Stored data

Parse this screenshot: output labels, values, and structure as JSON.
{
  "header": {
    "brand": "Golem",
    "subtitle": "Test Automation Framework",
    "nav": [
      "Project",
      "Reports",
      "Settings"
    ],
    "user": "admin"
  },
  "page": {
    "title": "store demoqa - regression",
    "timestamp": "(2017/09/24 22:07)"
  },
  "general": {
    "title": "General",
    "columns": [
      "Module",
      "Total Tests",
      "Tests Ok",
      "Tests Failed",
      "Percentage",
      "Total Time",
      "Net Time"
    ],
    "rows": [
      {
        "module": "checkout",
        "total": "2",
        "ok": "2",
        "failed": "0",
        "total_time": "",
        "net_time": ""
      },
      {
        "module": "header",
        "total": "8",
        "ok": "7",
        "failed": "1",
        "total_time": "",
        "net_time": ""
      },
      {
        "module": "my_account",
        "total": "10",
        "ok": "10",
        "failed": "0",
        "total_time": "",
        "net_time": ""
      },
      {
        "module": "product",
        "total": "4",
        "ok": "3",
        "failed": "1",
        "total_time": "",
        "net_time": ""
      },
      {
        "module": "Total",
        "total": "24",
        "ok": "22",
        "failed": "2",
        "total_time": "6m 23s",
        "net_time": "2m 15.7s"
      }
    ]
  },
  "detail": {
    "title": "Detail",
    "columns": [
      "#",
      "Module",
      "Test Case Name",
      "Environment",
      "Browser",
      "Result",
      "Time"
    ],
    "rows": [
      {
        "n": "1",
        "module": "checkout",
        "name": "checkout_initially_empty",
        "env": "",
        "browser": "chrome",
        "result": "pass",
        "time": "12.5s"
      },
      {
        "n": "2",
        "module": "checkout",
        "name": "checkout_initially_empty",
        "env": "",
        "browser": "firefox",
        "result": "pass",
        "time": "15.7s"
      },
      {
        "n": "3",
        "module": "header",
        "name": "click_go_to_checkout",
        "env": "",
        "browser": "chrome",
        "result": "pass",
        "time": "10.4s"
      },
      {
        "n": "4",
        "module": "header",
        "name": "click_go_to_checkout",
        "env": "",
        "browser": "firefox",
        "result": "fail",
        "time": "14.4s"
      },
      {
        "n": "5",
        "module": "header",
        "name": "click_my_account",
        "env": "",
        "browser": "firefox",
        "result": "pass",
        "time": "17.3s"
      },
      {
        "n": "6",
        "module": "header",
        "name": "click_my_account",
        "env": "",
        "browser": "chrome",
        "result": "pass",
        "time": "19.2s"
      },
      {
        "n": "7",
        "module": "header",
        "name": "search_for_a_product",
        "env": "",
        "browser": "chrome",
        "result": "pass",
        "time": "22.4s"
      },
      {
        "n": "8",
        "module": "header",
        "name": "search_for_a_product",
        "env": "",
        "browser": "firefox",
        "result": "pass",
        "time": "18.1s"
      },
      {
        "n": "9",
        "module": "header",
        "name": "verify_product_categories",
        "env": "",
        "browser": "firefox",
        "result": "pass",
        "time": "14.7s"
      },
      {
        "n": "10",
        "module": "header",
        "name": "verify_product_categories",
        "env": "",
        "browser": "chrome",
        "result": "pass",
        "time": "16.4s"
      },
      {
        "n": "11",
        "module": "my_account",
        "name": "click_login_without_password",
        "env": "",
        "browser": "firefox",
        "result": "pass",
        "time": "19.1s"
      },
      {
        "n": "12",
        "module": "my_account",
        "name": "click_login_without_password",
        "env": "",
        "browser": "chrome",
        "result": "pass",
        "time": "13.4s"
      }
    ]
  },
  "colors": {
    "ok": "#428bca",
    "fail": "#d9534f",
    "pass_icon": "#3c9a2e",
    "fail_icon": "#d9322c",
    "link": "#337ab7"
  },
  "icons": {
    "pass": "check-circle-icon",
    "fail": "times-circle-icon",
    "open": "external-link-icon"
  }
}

--- Exercise instructions ---
Word for word, write out all of the data above.

--- Written reply ---
Parse this screenshot: output labels, values, and structure as JSON.
{
  "header": {
    "brand": "Golem",
    "subtitle": "Test Automation Framework",
    "nav": [
      "Project",
      "Reports",
      "Settings"
    ],
    "user": "admin"
  },
  "page": {
    "title": "store demoqa - regression",
    "timestamp": "(2017/09/24 22:07)"
  },
  "general": {
    "title": "General",
    "columns": [
      "Module",
      "Total Tests",
      "Tests Ok",
      "Tests Failed",
      "Percentage",
      "Total Time",
      "Net Time"
    ],
    "rows": [
      {
        "module": "checkout",
        "total": "2",
        "ok": "2",
        "failed": "0",
        "total_time": "",
        "net_time": ""
      },
      {
        "module": "header",
        "total": "8",
        "ok": "7",
        "failed": "1",
        "total_time": "",
        "net_time": ""
      },
      {
        "module": "my_account",
        "total": "10",
        "ok": "10",
        "failed": "0",
        "total_time": "",
        "net_time": ""
      },
      {
        "module": "product",
        "total": "4",
        "ok": "3",
        "failed": "1",
        "total_time": "",
        "net_time": ""
      },
      {
        "module": "Total",
        "total": "24",
        "ok": "22",
        "failed": "2",
        "total_time": "6m 23s",
        "net_time": "2m 15.7s"
      }
    ]
  },
  "detail": {
    "title": "Detail",
    "columns": [
      "#",
      "Module",
      "Test Case Name",
      "Environment",
      "Browser",
      "Result",
      "Time"
    ],
    "rows": [
      {
        "n": "1",
        "module": "checkout",
        "name": "checkout_initially_empty",
        "env": "",
        "browser": "chrome",
        "result": "pass",
        "time": "12.5s"
      },
      {
        "n": "2",
        "module": "checkout",
        "name": "checkout_initially_empty",
        "env": "",
        "browser": "firefox",
        "result": "pass",
        "time": "15.7s"
      },
      {
        "n": "3",
        "module": "header",
        "name": "click_go_to_checkout",
        "env": "",
        "browser": "chrome",
        "result": "pass",
        "time": "10.4s"
      },
      {
        "n": "4",
        "module": "header",
        "name": "click_go_to_checkout",
        "env": "",
        "browser": "firefox",
        "result": "fail",
        "time": "14.4s"
      },
      {
        "n": "5",
        "module": "header",
        "name": "click_my_account",
        "env": "",
        "browser": "firefox",
        "result": "pass",
        "time": "17.3s"
      },
      {
        "n": "6",
        "module": "header",
        "name": "click_my_account",
        "env": "",
        "browser": "chrome",
        "result": "pass",
        "time": "19.2s"
      },
      {
        "n": "7",
        "module": "header",
        "name": "search_for_a_product",
        "env": "",
        "browser": "chrome",
        "result": "pass",
        "time": "22.4s"
      },
      {
        "n": "8",
        "module": "header",
        "name": "search_for_a_product",
        "env": "",
        "browser": "firefox",
        "result": "pass",
        "time": "18.1s"
      },
      {
        "n": "9",
        "module": "header",
        "name": "verify_product_categories",
        "env": "",
        "browser": "firefox",
        "result": "pass",
        "time": "14.7s"
      },
      {
        "n": "10",
        "module": "header",
        "name": "verify_product_categories",
        "env": "",
        "browser": "chrome",
        "result": "pass",
        "time": "16.4s"
      },
      {
        "n": "11",
        "module": "my_account",
        "name": "click_login_without_password",
        "env": "",
        "browser": "firefox",
        "result": "pass",
        "time": "19.1s"
      },
      {
        "n": "12",
        "module": "my_account",
        "name": "click_login_without_password",
        "env": "",
        "browser": "chrome",
        "result": "pass",
        "time": "13.4s"
      }
    ]
  },
  "colors": {
    "ok": "#428bca",
    "fail": "#d9534f",
    "pass_icon": "#3c9a2e",
    "fail_icon": "#d9322c",
    "link": "#337ab7"
  },
  "icons": {
    "pass": "check-circle-icon",
    "fail": "times-circle-icon",
    "open": "external-link-icon"
  }
}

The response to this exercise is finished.